Extracted records
*****
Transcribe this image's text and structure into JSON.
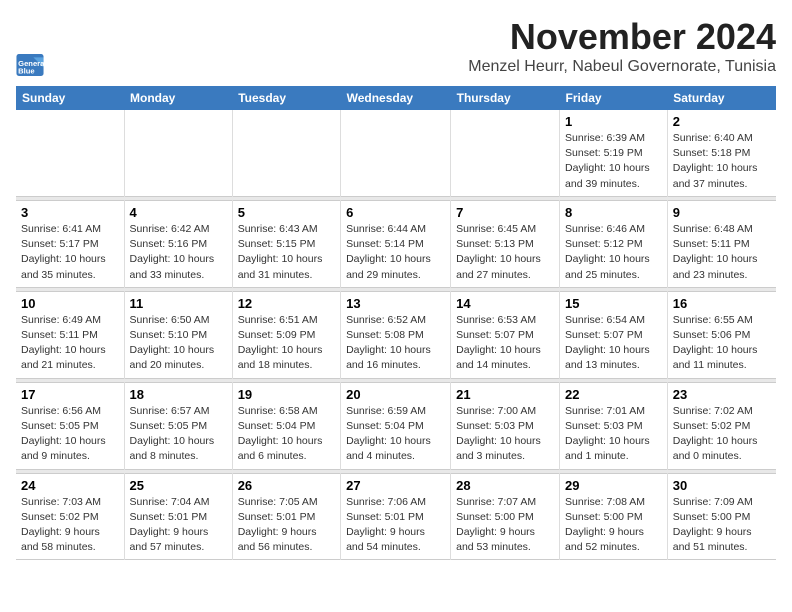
{
  "app": {
    "logo_line1": "General",
    "logo_line2": "Blue"
  },
  "header": {
    "month": "November 2024",
    "location": "Menzel Heurr, Nabeul Governorate, Tunisia"
  },
  "columns": [
    "Sunday",
    "Monday",
    "Tuesday",
    "Wednesday",
    "Thursday",
    "Friday",
    "Saturday"
  ],
  "weeks": [
    {
      "days": [
        {
          "num": "",
          "info": ""
        },
        {
          "num": "",
          "info": ""
        },
        {
          "num": "",
          "info": ""
        },
        {
          "num": "",
          "info": ""
        },
        {
          "num": "",
          "info": ""
        },
        {
          "num": "1",
          "info": "Sunrise: 6:39 AM\nSunset: 5:19 PM\nDaylight: 10 hours\nand 39 minutes."
        },
        {
          "num": "2",
          "info": "Sunrise: 6:40 AM\nSunset: 5:18 PM\nDaylight: 10 hours\nand 37 minutes."
        }
      ]
    },
    {
      "days": [
        {
          "num": "3",
          "info": "Sunrise: 6:41 AM\nSunset: 5:17 PM\nDaylight: 10 hours\nand 35 minutes."
        },
        {
          "num": "4",
          "info": "Sunrise: 6:42 AM\nSunset: 5:16 PM\nDaylight: 10 hours\nand 33 minutes."
        },
        {
          "num": "5",
          "info": "Sunrise: 6:43 AM\nSunset: 5:15 PM\nDaylight: 10 hours\nand 31 minutes."
        },
        {
          "num": "6",
          "info": "Sunrise: 6:44 AM\nSunset: 5:14 PM\nDaylight: 10 hours\nand 29 minutes."
        },
        {
          "num": "7",
          "info": "Sunrise: 6:45 AM\nSunset: 5:13 PM\nDaylight: 10 hours\nand 27 minutes."
        },
        {
          "num": "8",
          "info": "Sunrise: 6:46 AM\nSunset: 5:12 PM\nDaylight: 10 hours\nand 25 minutes."
        },
        {
          "num": "9",
          "info": "Sunrise: 6:48 AM\nSunset: 5:11 PM\nDaylight: 10 hours\nand 23 minutes."
        }
      ]
    },
    {
      "days": [
        {
          "num": "10",
          "info": "Sunrise: 6:49 AM\nSunset: 5:11 PM\nDaylight: 10 hours\nand 21 minutes."
        },
        {
          "num": "11",
          "info": "Sunrise: 6:50 AM\nSunset: 5:10 PM\nDaylight: 10 hours\nand 20 minutes."
        },
        {
          "num": "12",
          "info": "Sunrise: 6:51 AM\nSunset: 5:09 PM\nDaylight: 10 hours\nand 18 minutes."
        },
        {
          "num": "13",
          "info": "Sunrise: 6:52 AM\nSunset: 5:08 PM\nDaylight: 10 hours\nand 16 minutes."
        },
        {
          "num": "14",
          "info": "Sunrise: 6:53 AM\nSunset: 5:07 PM\nDaylight: 10 hours\nand 14 minutes."
        },
        {
          "num": "15",
          "info": "Sunrise: 6:54 AM\nSunset: 5:07 PM\nDaylight: 10 hours\nand 13 minutes."
        },
        {
          "num": "16",
          "info": "Sunrise: 6:55 AM\nSunset: 5:06 PM\nDaylight: 10 hours\nand 11 minutes."
        }
      ]
    },
    {
      "days": [
        {
          "num": "17",
          "info": "Sunrise: 6:56 AM\nSunset: 5:05 PM\nDaylight: 10 hours\nand 9 minutes."
        },
        {
          "num": "18",
          "info": "Sunrise: 6:57 AM\nSunset: 5:05 PM\nDaylight: 10 hours\nand 8 minutes."
        },
        {
          "num": "19",
          "info": "Sunrise: 6:58 AM\nSunset: 5:04 PM\nDaylight: 10 hours\nand 6 minutes."
        },
        {
          "num": "20",
          "info": "Sunrise: 6:59 AM\nSunset: 5:04 PM\nDaylight: 10 hours\nand 4 minutes."
        },
        {
          "num": "21",
          "info": "Sunrise: 7:00 AM\nSunset: 5:03 PM\nDaylight: 10 hours\nand 3 minutes."
        },
        {
          "num": "22",
          "info": "Sunrise: 7:01 AM\nSunset: 5:03 PM\nDaylight: 10 hours\nand 1 minute."
        },
        {
          "num": "23",
          "info": "Sunrise: 7:02 AM\nSunset: 5:02 PM\nDaylight: 10 hours\nand 0 minutes."
        }
      ]
    },
    {
      "days": [
        {
          "num": "24",
          "info": "Sunrise: 7:03 AM\nSunset: 5:02 PM\nDaylight: 9 hours\nand 58 minutes."
        },
        {
          "num": "25",
          "info": "Sunrise: 7:04 AM\nSunset: 5:01 PM\nDaylight: 9 hours\nand 57 minutes."
        },
        {
          "num": "26",
          "info": "Sunrise: 7:05 AM\nSunset: 5:01 PM\nDaylight: 9 hours\nand 56 minutes."
        },
        {
          "num": "27",
          "info": "Sunrise: 7:06 AM\nSunset: 5:01 PM\nDaylight: 9 hours\nand 54 minutes."
        },
        {
          "num": "28",
          "info": "Sunrise: 7:07 AM\nSunset: 5:00 PM\nDaylight: 9 hours\nand 53 minutes."
        },
        {
          "num": "29",
          "info": "Sunrise: 7:08 AM\nSunset: 5:00 PM\nDaylight: 9 hours\nand 52 minutes."
        },
        {
          "num": "30",
          "info": "Sunrise: 7:09 AM\nSunset: 5:00 PM\nDaylight: 9 hours\nand 51 minutes."
        }
      ]
    }
  ]
}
*****
## What to work on
Every entry above needs to be retyped exactly; drop the pictures.

## Completed task
Transcribe this image's text and structure into JSON.
{
  "app": {
    "logo_line1": "General",
    "logo_line2": "Blue"
  },
  "header": {
    "month": "November 2024",
    "location": "Menzel Heurr, Nabeul Governorate, Tunisia"
  },
  "columns": [
    "Sunday",
    "Monday",
    "Tuesday",
    "Wednesday",
    "Thursday",
    "Friday",
    "Saturday"
  ],
  "weeks": [
    {
      "days": [
        {
          "num": "",
          "info": ""
        },
        {
          "num": "",
          "info": ""
        },
        {
          "num": "",
          "info": ""
        },
        {
          "num": "",
          "info": ""
        },
        {
          "num": "",
          "info": ""
        },
        {
          "num": "1",
          "info": "Sunrise: 6:39 AM\nSunset: 5:19 PM\nDaylight: 10 hours\nand 39 minutes."
        },
        {
          "num": "2",
          "info": "Sunrise: 6:40 AM\nSunset: 5:18 PM\nDaylight: 10 hours\nand 37 minutes."
        }
      ]
    },
    {
      "days": [
        {
          "num": "3",
          "info": "Sunrise: 6:41 AM\nSunset: 5:17 PM\nDaylight: 10 hours\nand 35 minutes."
        },
        {
          "num": "4",
          "info": "Sunrise: 6:42 AM\nSunset: 5:16 PM\nDaylight: 10 hours\nand 33 minutes."
        },
        {
          "num": "5",
          "info": "Sunrise: 6:43 AM\nSunset: 5:15 PM\nDaylight: 10 hours\nand 31 minutes."
        },
        {
          "num": "6",
          "info": "Sunrise: 6:44 AM\nSunset: 5:14 PM\nDaylight: 10 hours\nand 29 minutes."
        },
        {
          "num": "7",
          "info": "Sunrise: 6:45 AM\nSunset: 5:13 PM\nDaylight: 10 hours\nand 27 minutes."
        },
        {
          "num": "8",
          "info": "Sunrise: 6:46 AM\nSunset: 5:12 PM\nDaylight: 10 hours\nand 25 minutes."
        },
        {
          "num": "9",
          "info": "Sunrise: 6:48 AM\nSunset: 5:11 PM\nDaylight: 10 hours\nand 23 minutes."
        }
      ]
    },
    {
      "days": [
        {
          "num": "10",
          "info": "Sunrise: 6:49 AM\nSunset: 5:11 PM\nDaylight: 10 hours\nand 21 minutes."
        },
        {
          "num": "11",
          "info": "Sunrise: 6:50 AM\nSunset: 5:10 PM\nDaylight: 10 hours\nand 20 minutes."
        },
        {
          "num": "12",
          "info": "Sunrise: 6:51 AM\nSunset: 5:09 PM\nDaylight: 10 hours\nand 18 minutes."
        },
        {
          "num": "13",
          "info": "Sunrise: 6:52 AM\nSunset: 5:08 PM\nDaylight: 10 hours\nand 16 minutes."
        },
        {
          "num": "14",
          "info": "Sunrise: 6:53 AM\nSunset: 5:07 PM\nDaylight: 10 hours\nand 14 minutes."
        },
        {
          "num": "15",
          "info": "Sunrise: 6:54 AM\nSunset: 5:07 PM\nDaylight: 10 hours\nand 13 minutes."
        },
        {
          "num": "16",
          "info": "Sunrise: 6:55 AM\nSunset: 5:06 PM\nDaylight: 10 hours\nand 11 minutes."
        }
      ]
    },
    {
      "days": [
        {
          "num": "17",
          "info": "Sunrise: 6:56 AM\nSunset: 5:05 PM\nDaylight: 10 hours\nand 9 minutes."
        },
        {
          "num": "18",
          "info": "Sunrise: 6:57 AM\nSunset: 5:05 PM\nDaylight: 10 hours\nand 8 minutes."
        },
        {
          "num": "19",
          "info": "Sunrise: 6:58 AM\nSunset: 5:04 PM\nDaylight: 10 hours\nand 6 minutes."
        },
        {
          "num": "20",
          "info": "Sunrise: 6:59 AM\nSunset: 5:04 PM\nDaylight: 10 hours\nand 4 minutes."
        },
        {
          "num": "21",
          "info": "Sunrise: 7:00 AM\nSunset: 5:03 PM\nDaylight: 10 hours\nand 3 minutes."
        },
        {
          "num": "22",
          "info": "Sunrise: 7:01 AM\nSunset: 5:03 PM\nDaylight: 10 hours\nand 1 minute."
        },
        {
          "num": "23",
          "info": "Sunrise: 7:02 AM\nSunset: 5:02 PM\nDaylight: 10 hours\nand 0 minutes."
        }
      ]
    },
    {
      "days": [
        {
          "num": "24",
          "info": "Sunrise: 7:03 AM\nSunset: 5:02 PM\nDaylight: 9 hours\nand 58 minutes."
        },
        {
          "num": "25",
          "info": "Sunrise: 7:04 AM\nSunset: 5:01 PM\nDaylight: 9 hours\nand 57 minutes."
        },
        {
          "num": "26",
          "info": "Sunrise: 7:05 AM\nSunset: 5:01 PM\nDaylight: 9 hours\nand 56 minutes."
        },
        {
          "num": "27",
          "info": "Sunrise: 7:06 AM\nSunset: 5:01 PM\nDaylight: 9 hours\nand 54 minutes."
        },
        {
          "num": "28",
          "info": "Sunrise: 7:07 AM\nSunset: 5:00 PM\nDaylight: 9 hours\nand 53 minutes."
        },
        {
          "num": "29",
          "info": "Sunrise: 7:08 AM\nSunset: 5:00 PM\nDaylight: 9 hours\nand 52 minutes."
        },
        {
          "num": "30",
          "info": "Sunrise: 7:09 AM\nSunset: 5:00 PM\nDaylight: 9 hours\nand 51 minutes."
        }
      ]
    }
  ]
}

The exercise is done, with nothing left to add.